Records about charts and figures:

==============================

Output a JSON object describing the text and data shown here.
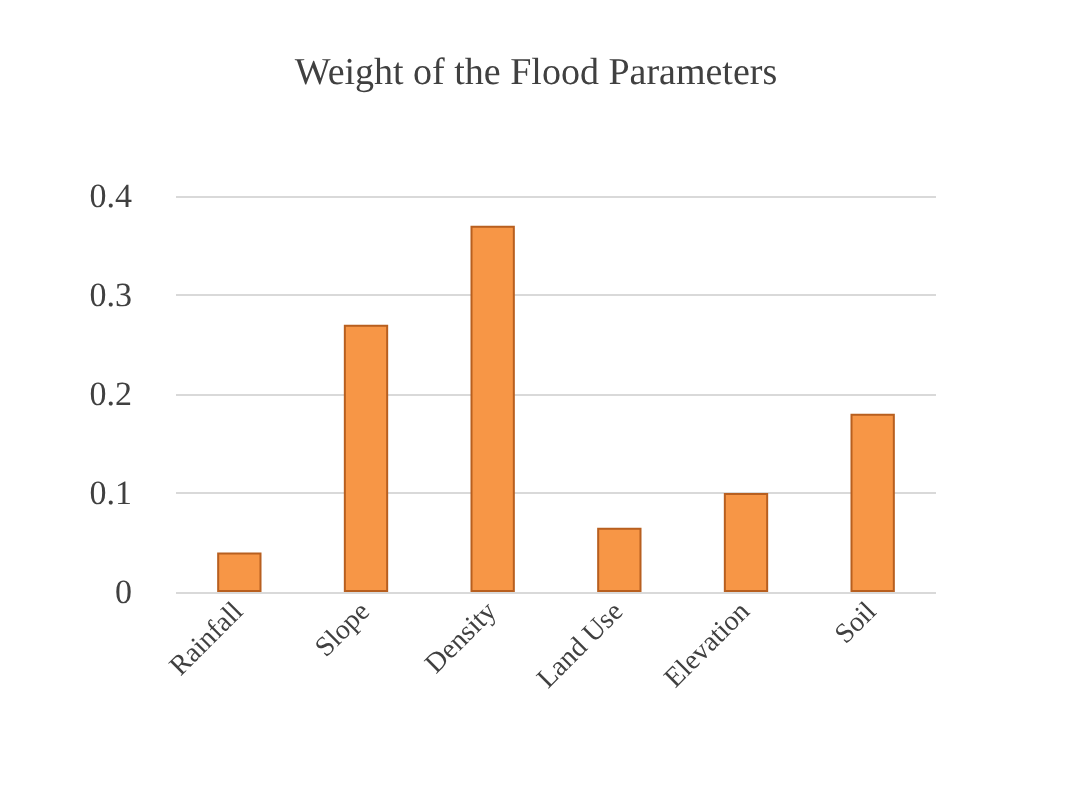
{
  "chart_data": {
    "type": "bar",
    "title": "Weight of the Flood Parameters",
    "categories": [
      "Rainfall",
      "Slope",
      "Density",
      "Land Use",
      "Elevation",
      "Soil"
    ],
    "values": [
      0.04,
      0.27,
      0.37,
      0.065,
      0.1,
      0.18
    ],
    "color": "#f79646",
    "ylim": [
      0,
      0.4
    ],
    "yticks": [
      0,
      0.1,
      0.2,
      0.3,
      0.4
    ],
    "grid": "y"
  }
}
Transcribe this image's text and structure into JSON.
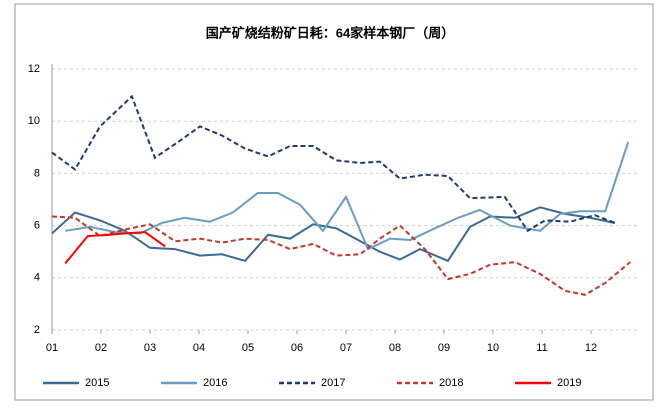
{
  "chart_data": {
    "type": "line",
    "title": "国产矿烧结粉矿日耗：64家样本钢厂（周）",
    "xlim": [
      1,
      13
    ],
    "xticks": [
      {
        "value": 1,
        "label": "01"
      },
      {
        "value": 2,
        "label": "02"
      },
      {
        "value": 3,
        "label": "03"
      },
      {
        "value": 4,
        "label": "04"
      },
      {
        "value": 5,
        "label": "05"
      },
      {
        "value": 6,
        "label": "06"
      },
      {
        "value": 7,
        "label": "07"
      },
      {
        "value": 8,
        "label": "08"
      },
      {
        "value": 9,
        "label": "09"
      },
      {
        "value": 10,
        "label": "10"
      },
      {
        "value": 11,
        "label": "11"
      },
      {
        "value": 12,
        "label": "12"
      }
    ],
    "ylim": [
      2,
      12
    ],
    "yticks": [
      2,
      4,
      6,
      8,
      10,
      12
    ],
    "grid": true,
    "legend": "bottom",
    "series": [
      {
        "name": "2015",
        "color": "#3a6a95",
        "dashed": false,
        "x": [
          1,
          1.47,
          1.98,
          2.49,
          3,
          3.51,
          4.02,
          4.47,
          4.94,
          5.41,
          5.86,
          6.33,
          6.8,
          7.69,
          8.1,
          8.51,
          9.08,
          9.53,
          9.94,
          10.45,
          10.96,
          11.47,
          11.98,
          12.49
        ],
        "values": [
          5.7,
          6.5,
          6.2,
          5.8,
          5.15,
          5.1,
          4.85,
          4.9,
          4.65,
          5.65,
          5.5,
          6.05,
          5.9,
          5.0,
          4.7,
          5.1,
          4.65,
          5.95,
          6.35,
          6.3,
          6.7,
          6.45,
          6.3,
          6.1
        ]
      },
      {
        "name": "2016",
        "color": "#6a9cc4",
        "dashed": false,
        "x": [
          1.27,
          1.78,
          2.29,
          2.8,
          3.24,
          3.71,
          4.22,
          4.69,
          5.2,
          5.61,
          6.06,
          6.53,
          7,
          7.45,
          7.9,
          8.31,
          8.82,
          9.29,
          9.73,
          10.35,
          10.96,
          11.37,
          11.78,
          12.29,
          12.76
        ],
        "values": [
          5.8,
          5.95,
          5.75,
          5.7,
          6.1,
          6.3,
          6.15,
          6.5,
          7.25,
          7.25,
          6.8,
          5.8,
          7.1,
          5.1,
          5.5,
          5.45,
          5.9,
          6.3,
          6.6,
          6.0,
          5.8,
          6.45,
          6.55,
          6.55,
          9.2
        ]
      },
      {
        "name": "2017",
        "color": "#1f3a6b",
        "dashed": true,
        "x": [
          1,
          1.47,
          1.98,
          2.63,
          3.1,
          3.57,
          4.02,
          4.47,
          4.94,
          5.41,
          5.86,
          6.33,
          6.8,
          7.29,
          7.69,
          8.1,
          8.61,
          9.08,
          9.53,
          10.24,
          10.71,
          11.06,
          11.57,
          12.08,
          12.49
        ],
        "values": [
          8.8,
          8.15,
          9.8,
          10.95,
          8.6,
          9.2,
          9.8,
          9.45,
          8.95,
          8.65,
          9.05,
          9.05,
          8.5,
          8.4,
          8.45,
          7.8,
          7.95,
          7.9,
          7.05,
          7.1,
          5.8,
          6.2,
          6.15,
          6.4,
          6.1
        ]
      },
      {
        "name": "2018",
        "color": "#c0392b",
        "dashed": true,
        "x": [
          1,
          1.47,
          1.98,
          2.49,
          3,
          3.51,
          4.02,
          4.47,
          4.94,
          5.41,
          5.86,
          6.33,
          6.8,
          7.29,
          7.69,
          8.1,
          8.61,
          9.08,
          9.53,
          9.94,
          10.45,
          10.96,
          11.47,
          11.88,
          12.29,
          12.8
        ],
        "values": [
          6.35,
          6.3,
          5.6,
          5.85,
          6.05,
          5.4,
          5.5,
          5.35,
          5.5,
          5.45,
          5.1,
          5.3,
          4.85,
          4.9,
          5.5,
          6.0,
          5.1,
          3.95,
          4.15,
          4.5,
          4.6,
          4.15,
          3.5,
          3.35,
          3.8,
          4.6
        ]
      },
      {
        "name": "2019",
        "color": "#ff0000",
        "dashed": false,
        "x": [
          1.27,
          1.73,
          2.18,
          2.49,
          2.9,
          3.31
        ],
        "values": [
          4.55,
          5.6,
          5.65,
          5.7,
          5.75,
          5.2
        ]
      }
    ]
  }
}
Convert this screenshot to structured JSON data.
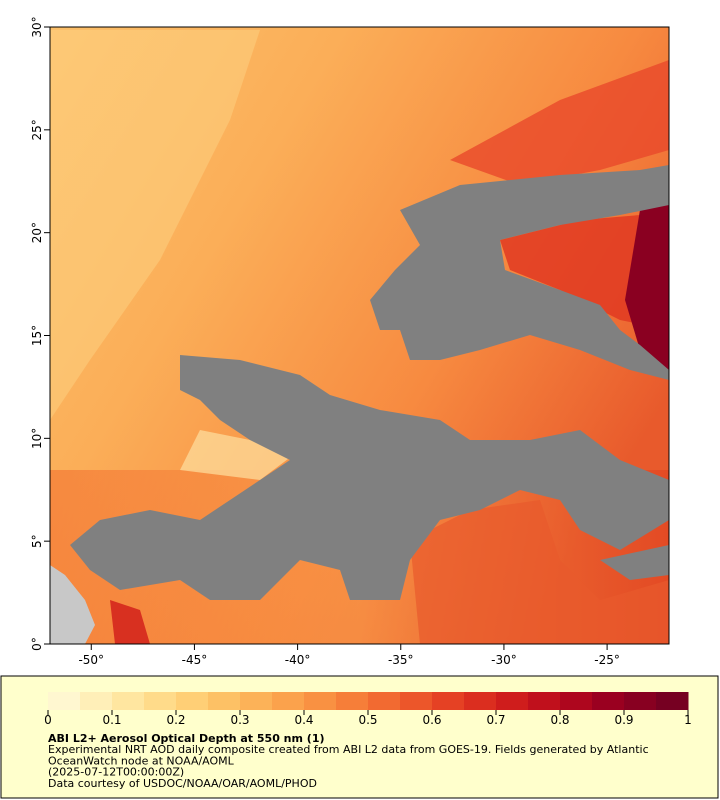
{
  "map": {
    "type": "map",
    "xlim": [
      -52,
      -22
    ],
    "ylim": [
      0,
      30
    ],
    "xticks": [
      {
        "value": -50,
        "label": "-50°"
      },
      {
        "value": -45,
        "label": "-45°"
      },
      {
        "value": -40,
        "label": "-40°"
      },
      {
        "value": -35,
        "label": "-35°"
      },
      {
        "value": -30,
        "label": "-30°"
      },
      {
        "value": -25,
        "label": "-25°"
      }
    ],
    "yticks": [
      {
        "value": 0,
        "label": "0°"
      },
      {
        "value": 5,
        "label": "5°"
      },
      {
        "value": 10,
        "label": "10°"
      },
      {
        "value": 15,
        "label": "15°"
      },
      {
        "value": 20,
        "label": "20°"
      },
      {
        "value": 25,
        "label": "25°"
      },
      {
        "value": 30,
        "label": "30°"
      }
    ],
    "cloud_color": "#808080",
    "land_color": "#c8c8c8"
  },
  "colorbar": {
    "lim": [
      0,
      1
    ],
    "ticks": [
      0,
      0.1,
      0.2,
      0.3,
      0.4,
      0.5,
      0.6,
      0.7,
      0.8,
      0.9,
      1
    ],
    "colors": [
      "#fff7d0",
      "#ffefb8",
      "#ffe6a0",
      "#ffdb8a",
      "#ffcf76",
      "#fdc165",
      "#fcb258",
      "#fba24c",
      "#f99142",
      "#f67e39",
      "#f26a31",
      "#ec562a",
      "#e54124",
      "#db2e1f",
      "#cf1d1c",
      "#c0101c",
      "#ae061e",
      "#9a0020",
      "#880021",
      "#760022"
    ]
  },
  "caption": {
    "title": "ABI L2+ Aerosol Optical Depth at 550 nm (1)",
    "lines": [
      "Experimental NRT AOD daily composite created from ABI L2 data from GOES-19. Fields generated by Atlantic",
      "OceanWatch node at NOAA/AOML",
      "(2025-07-12T00:00:00Z)",
      "Data courtesy of USDOC/NOAA/OAR/AOML/PHOD"
    ]
  }
}
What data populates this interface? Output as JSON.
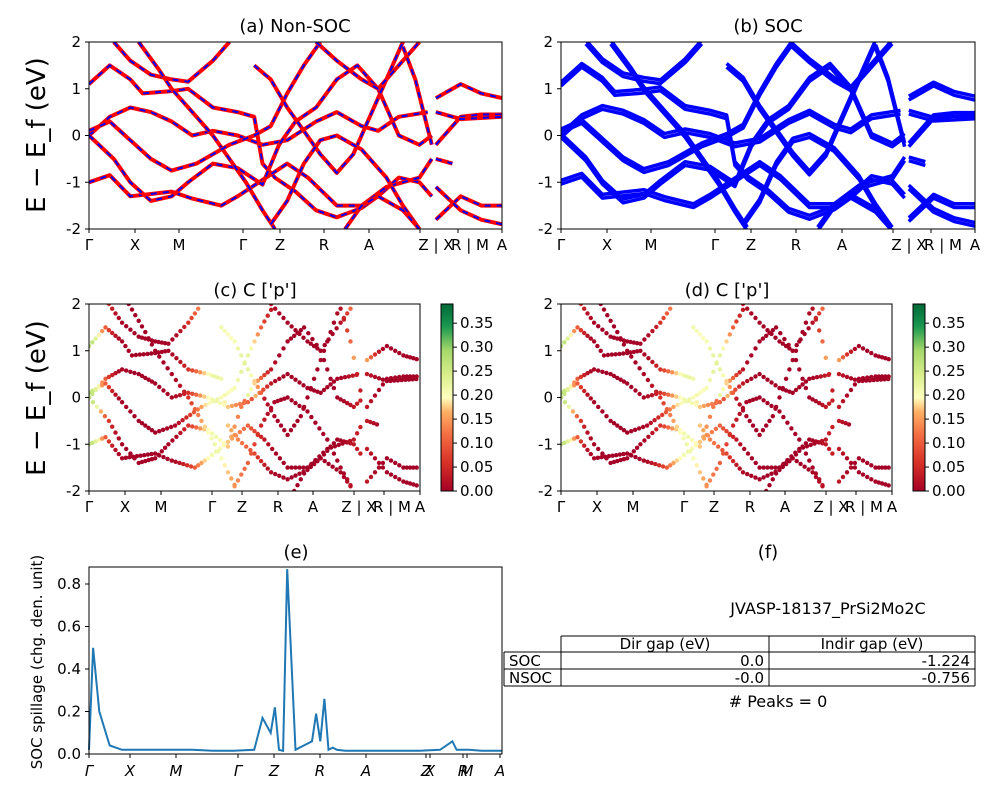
{
  "figure": {
    "ylabel_bands": "E − E_f (eV)",
    "kpath_labels": [
      "Γ",
      "X",
      "M",
      "Γ",
      "Z",
      "R",
      "A",
      "Z | X",
      "R | M",
      "A"
    ]
  },
  "chart_data": [
    {
      "id": "a",
      "type": "line",
      "title": "(a) Non-SOC",
      "ylim": [
        -2,
        2
      ],
      "yticks": [
        "-2",
        "-1",
        "0",
        "1",
        "2"
      ],
      "xticks": [
        "Γ",
        "X",
        "M",
        "Γ",
        "Z",
        "R",
        "A",
        "Z | X",
        "R | M",
        "A"
      ],
      "series_colors": [
        "#ff0000",
        "#0000ff"
      ],
      "style": "red bands with blue dashed overlay"
    },
    {
      "id": "b",
      "type": "line",
      "title": "(b) SOC",
      "ylim": [
        -2,
        2
      ],
      "yticks": [
        "-2",
        "-1",
        "0",
        "1",
        "2"
      ],
      "xticks": [
        "Γ",
        "X",
        "M",
        "Γ",
        "Z",
        "R",
        "A",
        "Z | X",
        "R | M",
        "A"
      ],
      "series_colors": [
        "#0000ff"
      ]
    },
    {
      "id": "c",
      "type": "scatter",
      "title": "(c)  C ['p']",
      "ylim": [
        -2,
        2
      ],
      "yticks": [
        "-2",
        "-1",
        "0",
        "1",
        "2"
      ],
      "xticks": [
        "Γ",
        "X",
        "M",
        "Γ",
        "Z",
        "R",
        "A",
        "Z | X",
        "R | M",
        "A"
      ],
      "colorbar": {
        "range": [
          0.0,
          0.39
        ],
        "ticks": [
          "0.00",
          "0.05",
          "0.10",
          "0.15",
          "0.20",
          "0.25",
          "0.30",
          "0.35"
        ],
        "colormap": "RdYlGn"
      }
    },
    {
      "id": "d",
      "type": "scatter",
      "title": "(d) C ['p']",
      "ylim": [
        -2,
        2
      ],
      "yticks": [
        "-2",
        "-1",
        "0",
        "1",
        "2"
      ],
      "xticks": [
        "Γ",
        "X",
        "M",
        "Γ",
        "Z",
        "R",
        "A",
        "Z | X",
        "R | M",
        "A"
      ],
      "colorbar": {
        "range": [
          0.0,
          0.39
        ],
        "ticks": [
          "0.00",
          "0.05",
          "0.10",
          "0.15",
          "0.20",
          "0.25",
          "0.30",
          "0.35"
        ],
        "colormap": "RdYlGn"
      }
    },
    {
      "id": "e",
      "type": "line",
      "title": "(e)",
      "ylabel": "SOC spillage (chg. den. unit)",
      "ylim": [
        0,
        0.88
      ],
      "yticks": [
        "0.0",
        "0.2",
        "0.4",
        "0.6",
        "0.8"
      ],
      "xticks": [
        "Γ",
        "X",
        "M",
        "Γ",
        "Z",
        "R",
        "A",
        "Z",
        "X",
        "R",
        "M",
        "A"
      ],
      "color": "#1f77b4",
      "x": [
        0,
        0.01,
        0.025,
        0.05,
        0.08,
        0.1,
        0.15,
        0.2,
        0.25,
        0.3,
        0.35,
        0.4,
        0.42,
        0.44,
        0.45,
        0.46,
        0.47,
        0.48,
        0.5,
        0.52,
        0.54,
        0.55,
        0.56,
        0.57,
        0.58,
        0.59,
        0.6,
        0.62,
        0.65,
        0.7,
        0.75,
        0.8,
        0.85,
        0.88,
        0.89,
        0.9,
        0.92,
        0.95,
        1.0
      ],
      "y": [
        0.02,
        0.5,
        0.2,
        0.04,
        0.02,
        0.02,
        0.02,
        0.02,
        0.02,
        0.015,
        0.015,
        0.02,
        0.17,
        0.1,
        0.22,
        0.02,
        0.015,
        0.87,
        0.02,
        0.04,
        0.06,
        0.19,
        0.06,
        0.26,
        0.02,
        0.03,
        0.02,
        0.015,
        0.015,
        0.015,
        0.015,
        0.015,
        0.02,
        0.06,
        0.02,
        0.02,
        0.02,
        0.015,
        0.015
      ]
    }
  ],
  "panel_f": {
    "title": "(f)",
    "material": "JVASP-18137_PrSi2Mo2C",
    "table": {
      "headers": [
        "",
        "Dir gap (eV)",
        "Indir gap (eV)"
      ],
      "rows": [
        [
          "SOC",
          "0.0",
          "-1.224"
        ],
        [
          "NSOC",
          "-0.0",
          "-0.756"
        ]
      ]
    },
    "peaks": "# Peaks = 0"
  }
}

==============================

Scan the material above for the string "NOAA" and report each line where you find it.

### [Final result]
      "OceanWatch node at NOAA/AOML",
      "Data courtesy of USDOC/NOAA/OAR/AOML/PHOD"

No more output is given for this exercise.